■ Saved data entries

┏━━

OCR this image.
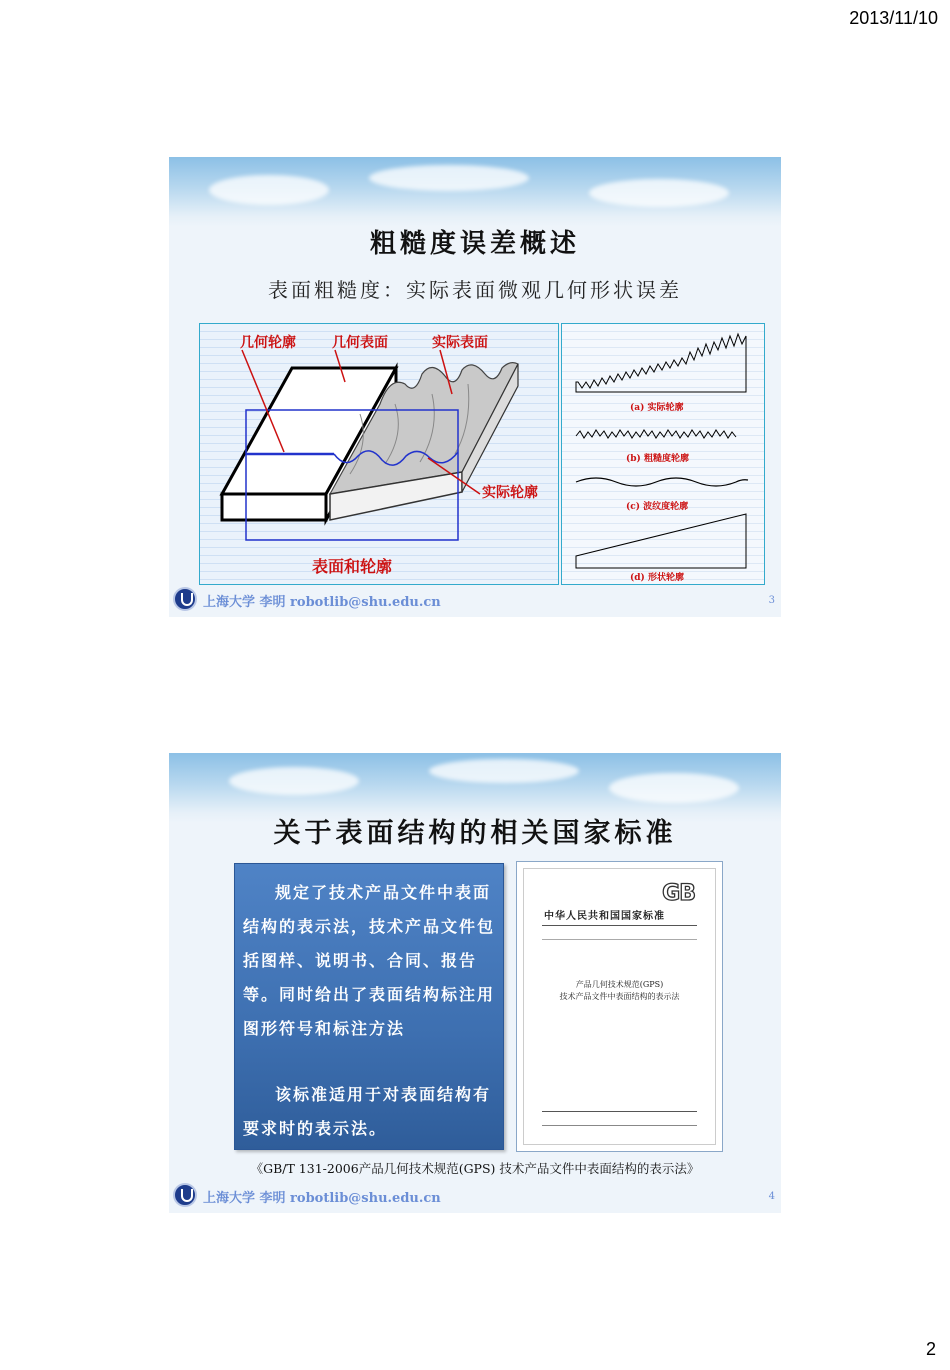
2013/11/10
粗糙度误差概述
表面粗糙度：实际表面微观几何形状误差
几何轮廓	几何表面	实际表面
实际轮廓
表面和轮廓
(a) 实际轮廓
(b) 粗糙度轮廓
(c) 波纹度轮廓
(d) 形状轮廓
上海大学 李明 robotlib@shu.edu.cn	3
关于表面结构的相关国家标准

规定了技术产品文件中表面结构的表示法，技术产品文件包括图样、说明书、合同、报告等。同时给出了表面结构标注用图形符号和标注方法

该标准适用于对表面结构有要求时的表示法。

GB
中华人民共和国国家标准
产品几何技术规范(GPS)
技术产品文件中表面结构的表示法
《GB/T 131-2006产品几何技术规范(GPS) 技术产品文件中表面结构的表示法》
上海大学 李明 robotlib@shu.edu.cn	4
2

┗━━

■ Objective
Set the pictures aside and transcribe the data above exactly.

■ Response
OCR this image.
2013/11/10
粗糙度误差概述
表面粗糙度：实际表面微观几何形状误差
几何轮廓	几何表面	实际表面
实际轮廓
表面和轮廓
(a) 实际轮廓
(b) 粗糙度轮廓
(c) 波纹度轮廓
(d) 形状轮廓
上海大学 李明 robotlib@shu.edu.cn	3
关于表面结构的相关国家标准

规定了技术产品文件中表面结构的表示法，技术产品文件包括图样、说明书、合同、报告等。同时给出了表面结构标注用图形符号和标注方法

该标准适用于对表面结构有要求时的表示法。

GB
中华人民共和国国家标准
产品几何技术规范(GPS)
技术产品文件中表面结构的表示法
《GB/T 131-2006产品几何技术规范(GPS) 技术产品文件中表面结构的表示法》
上海大学 李明 robotlib@shu.edu.cn	4
2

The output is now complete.